WORK TO COMPLETE: In the entries below, find each line with the word "NIVO" and return it.

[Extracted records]
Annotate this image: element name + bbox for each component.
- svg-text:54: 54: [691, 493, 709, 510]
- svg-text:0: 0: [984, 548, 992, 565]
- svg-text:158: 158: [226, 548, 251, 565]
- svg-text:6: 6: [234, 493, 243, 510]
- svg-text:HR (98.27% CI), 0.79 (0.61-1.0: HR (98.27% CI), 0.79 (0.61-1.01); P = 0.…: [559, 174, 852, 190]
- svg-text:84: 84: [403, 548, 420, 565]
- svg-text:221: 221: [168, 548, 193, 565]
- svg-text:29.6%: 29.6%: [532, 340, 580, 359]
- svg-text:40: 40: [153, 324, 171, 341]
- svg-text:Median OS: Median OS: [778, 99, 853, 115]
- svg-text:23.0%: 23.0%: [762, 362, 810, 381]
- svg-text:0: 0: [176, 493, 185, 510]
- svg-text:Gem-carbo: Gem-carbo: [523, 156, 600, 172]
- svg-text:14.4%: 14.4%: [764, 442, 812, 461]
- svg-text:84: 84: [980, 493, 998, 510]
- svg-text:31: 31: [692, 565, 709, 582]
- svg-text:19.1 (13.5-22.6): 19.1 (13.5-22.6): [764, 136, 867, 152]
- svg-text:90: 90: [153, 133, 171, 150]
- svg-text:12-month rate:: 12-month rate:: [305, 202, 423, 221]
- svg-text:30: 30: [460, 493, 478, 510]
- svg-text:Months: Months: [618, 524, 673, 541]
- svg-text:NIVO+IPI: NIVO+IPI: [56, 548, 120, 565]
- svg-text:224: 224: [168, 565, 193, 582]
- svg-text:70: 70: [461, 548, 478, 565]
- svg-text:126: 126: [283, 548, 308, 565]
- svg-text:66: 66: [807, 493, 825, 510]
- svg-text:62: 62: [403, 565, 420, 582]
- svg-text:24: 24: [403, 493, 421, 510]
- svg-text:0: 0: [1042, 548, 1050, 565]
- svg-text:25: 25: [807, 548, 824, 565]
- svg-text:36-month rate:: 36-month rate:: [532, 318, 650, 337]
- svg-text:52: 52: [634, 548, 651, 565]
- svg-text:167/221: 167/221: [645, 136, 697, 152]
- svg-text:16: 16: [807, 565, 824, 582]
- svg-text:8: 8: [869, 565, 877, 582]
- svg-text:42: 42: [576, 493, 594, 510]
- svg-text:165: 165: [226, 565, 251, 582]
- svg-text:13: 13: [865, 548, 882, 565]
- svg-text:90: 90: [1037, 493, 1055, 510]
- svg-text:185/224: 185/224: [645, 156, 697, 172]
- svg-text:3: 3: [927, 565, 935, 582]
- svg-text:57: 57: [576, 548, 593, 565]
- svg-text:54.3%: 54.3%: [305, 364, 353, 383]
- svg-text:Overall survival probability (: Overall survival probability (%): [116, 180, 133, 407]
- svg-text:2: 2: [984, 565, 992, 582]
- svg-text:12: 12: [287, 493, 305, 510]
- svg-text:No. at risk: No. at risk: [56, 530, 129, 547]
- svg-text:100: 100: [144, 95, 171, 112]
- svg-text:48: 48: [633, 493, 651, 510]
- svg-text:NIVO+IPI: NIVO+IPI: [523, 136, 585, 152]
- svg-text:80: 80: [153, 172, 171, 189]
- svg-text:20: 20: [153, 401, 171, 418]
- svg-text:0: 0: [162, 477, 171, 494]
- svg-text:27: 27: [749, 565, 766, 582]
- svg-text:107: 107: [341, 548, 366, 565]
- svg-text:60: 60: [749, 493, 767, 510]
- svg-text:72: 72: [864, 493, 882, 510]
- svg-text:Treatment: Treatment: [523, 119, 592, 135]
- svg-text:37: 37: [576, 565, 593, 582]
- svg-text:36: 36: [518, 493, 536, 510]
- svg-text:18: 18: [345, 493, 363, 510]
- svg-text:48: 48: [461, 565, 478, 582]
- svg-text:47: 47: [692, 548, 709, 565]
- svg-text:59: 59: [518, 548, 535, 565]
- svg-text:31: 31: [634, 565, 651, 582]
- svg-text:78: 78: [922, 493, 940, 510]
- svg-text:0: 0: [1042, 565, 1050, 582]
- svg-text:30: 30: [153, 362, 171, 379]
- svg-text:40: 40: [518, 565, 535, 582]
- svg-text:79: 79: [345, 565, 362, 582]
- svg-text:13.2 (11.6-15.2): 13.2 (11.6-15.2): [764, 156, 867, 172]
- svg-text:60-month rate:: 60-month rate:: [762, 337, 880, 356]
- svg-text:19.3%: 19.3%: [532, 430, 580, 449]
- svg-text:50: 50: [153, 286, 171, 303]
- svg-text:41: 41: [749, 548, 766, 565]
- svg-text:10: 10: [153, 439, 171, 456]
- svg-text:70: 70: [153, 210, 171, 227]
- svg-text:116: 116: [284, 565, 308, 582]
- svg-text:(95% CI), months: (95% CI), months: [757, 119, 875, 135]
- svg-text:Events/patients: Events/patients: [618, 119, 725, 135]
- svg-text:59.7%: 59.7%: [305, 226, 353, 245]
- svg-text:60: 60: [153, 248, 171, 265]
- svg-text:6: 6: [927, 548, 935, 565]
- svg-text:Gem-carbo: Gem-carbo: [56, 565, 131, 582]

SOLUTION TO THIS TASK:
- svg-text:NIVO+IPI: NIVO+IPI: [56, 548, 120, 565]
- svg-text:NIVO+IPI: NIVO+IPI: [523, 136, 585, 152]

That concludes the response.